_THE EXERCISE_
Reproduce the data exactly and drop any pictures it holds.

_STORED ROWS_
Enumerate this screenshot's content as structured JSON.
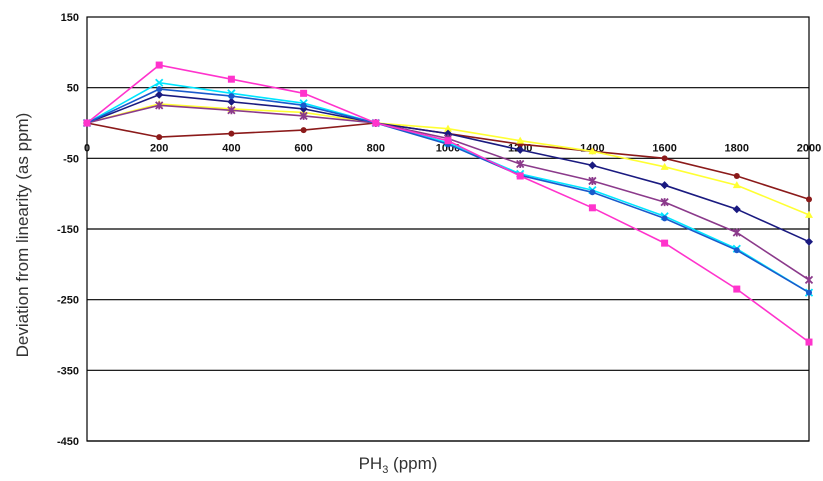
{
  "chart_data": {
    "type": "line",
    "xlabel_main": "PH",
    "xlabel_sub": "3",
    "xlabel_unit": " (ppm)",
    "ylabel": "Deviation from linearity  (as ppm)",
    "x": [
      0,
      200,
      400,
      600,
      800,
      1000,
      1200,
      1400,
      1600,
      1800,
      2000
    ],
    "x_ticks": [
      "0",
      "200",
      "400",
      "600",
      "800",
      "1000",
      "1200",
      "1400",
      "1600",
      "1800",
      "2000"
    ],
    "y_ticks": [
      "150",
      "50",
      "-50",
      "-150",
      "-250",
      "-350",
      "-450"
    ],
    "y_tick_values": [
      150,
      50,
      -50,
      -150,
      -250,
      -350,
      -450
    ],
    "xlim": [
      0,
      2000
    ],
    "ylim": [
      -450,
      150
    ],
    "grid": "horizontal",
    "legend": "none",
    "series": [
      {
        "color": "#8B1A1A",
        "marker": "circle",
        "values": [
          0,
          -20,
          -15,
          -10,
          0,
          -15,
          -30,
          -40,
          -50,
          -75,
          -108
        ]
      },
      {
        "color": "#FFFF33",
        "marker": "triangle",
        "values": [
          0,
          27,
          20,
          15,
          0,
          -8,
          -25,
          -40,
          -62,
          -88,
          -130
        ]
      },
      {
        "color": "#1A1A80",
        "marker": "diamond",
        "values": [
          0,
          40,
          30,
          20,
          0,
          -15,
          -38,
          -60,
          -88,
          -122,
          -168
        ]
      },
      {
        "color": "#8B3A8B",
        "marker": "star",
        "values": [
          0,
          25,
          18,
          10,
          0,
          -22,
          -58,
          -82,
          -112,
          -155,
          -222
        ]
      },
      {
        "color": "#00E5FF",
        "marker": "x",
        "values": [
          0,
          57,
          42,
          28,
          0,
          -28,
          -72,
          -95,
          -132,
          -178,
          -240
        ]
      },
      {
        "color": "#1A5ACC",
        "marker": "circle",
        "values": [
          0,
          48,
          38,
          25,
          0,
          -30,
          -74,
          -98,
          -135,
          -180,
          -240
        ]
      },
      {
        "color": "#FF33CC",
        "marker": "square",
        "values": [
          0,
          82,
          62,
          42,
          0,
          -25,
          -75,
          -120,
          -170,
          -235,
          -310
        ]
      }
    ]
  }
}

_THE REPLY_
Enumerate this screenshot's content as structured JSON.
{
  "chart_data": {
    "type": "line",
    "xlabel_main": "PH",
    "xlabel_sub": "3",
    "xlabel_unit": " (ppm)",
    "ylabel": "Deviation from linearity  (as ppm)",
    "x": [
      0,
      200,
      400,
      600,
      800,
      1000,
      1200,
      1400,
      1600,
      1800,
      2000
    ],
    "x_ticks": [
      "0",
      "200",
      "400",
      "600",
      "800",
      "1000",
      "1200",
      "1400",
      "1600",
      "1800",
      "2000"
    ],
    "y_ticks": [
      "150",
      "50",
      "-50",
      "-150",
      "-250",
      "-350",
      "-450"
    ],
    "y_tick_values": [
      150,
      50,
      -50,
      -150,
      -250,
      -350,
      -450
    ],
    "xlim": [
      0,
      2000
    ],
    "ylim": [
      -450,
      150
    ],
    "grid": "horizontal",
    "legend": "none",
    "series": [
      {
        "color": "#8B1A1A",
        "marker": "circle",
        "values": [
          0,
          -20,
          -15,
          -10,
          0,
          -15,
          -30,
          -40,
          -50,
          -75,
          -108
        ]
      },
      {
        "color": "#FFFF33",
        "marker": "triangle",
        "values": [
          0,
          27,
          20,
          15,
          0,
          -8,
          -25,
          -40,
          -62,
          -88,
          -130
        ]
      },
      {
        "color": "#1A1A80",
        "marker": "diamond",
        "values": [
          0,
          40,
          30,
          20,
          0,
          -15,
          -38,
          -60,
          -88,
          -122,
          -168
        ]
      },
      {
        "color": "#8B3A8B",
        "marker": "star",
        "values": [
          0,
          25,
          18,
          10,
          0,
          -22,
          -58,
          -82,
          -112,
          -155,
          -222
        ]
      },
      {
        "color": "#00E5FF",
        "marker": "x",
        "values": [
          0,
          57,
          42,
          28,
          0,
          -28,
          -72,
          -95,
          -132,
          -178,
          -240
        ]
      },
      {
        "color": "#1A5ACC",
        "marker": "circle",
        "values": [
          0,
          48,
          38,
          25,
          0,
          -30,
          -74,
          -98,
          -135,
          -180,
          -240
        ]
      },
      {
        "color": "#FF33CC",
        "marker": "square",
        "values": [
          0,
          82,
          62,
          42,
          0,
          -25,
          -75,
          -120,
          -170,
          -235,
          -310
        ]
      }
    ]
  }
}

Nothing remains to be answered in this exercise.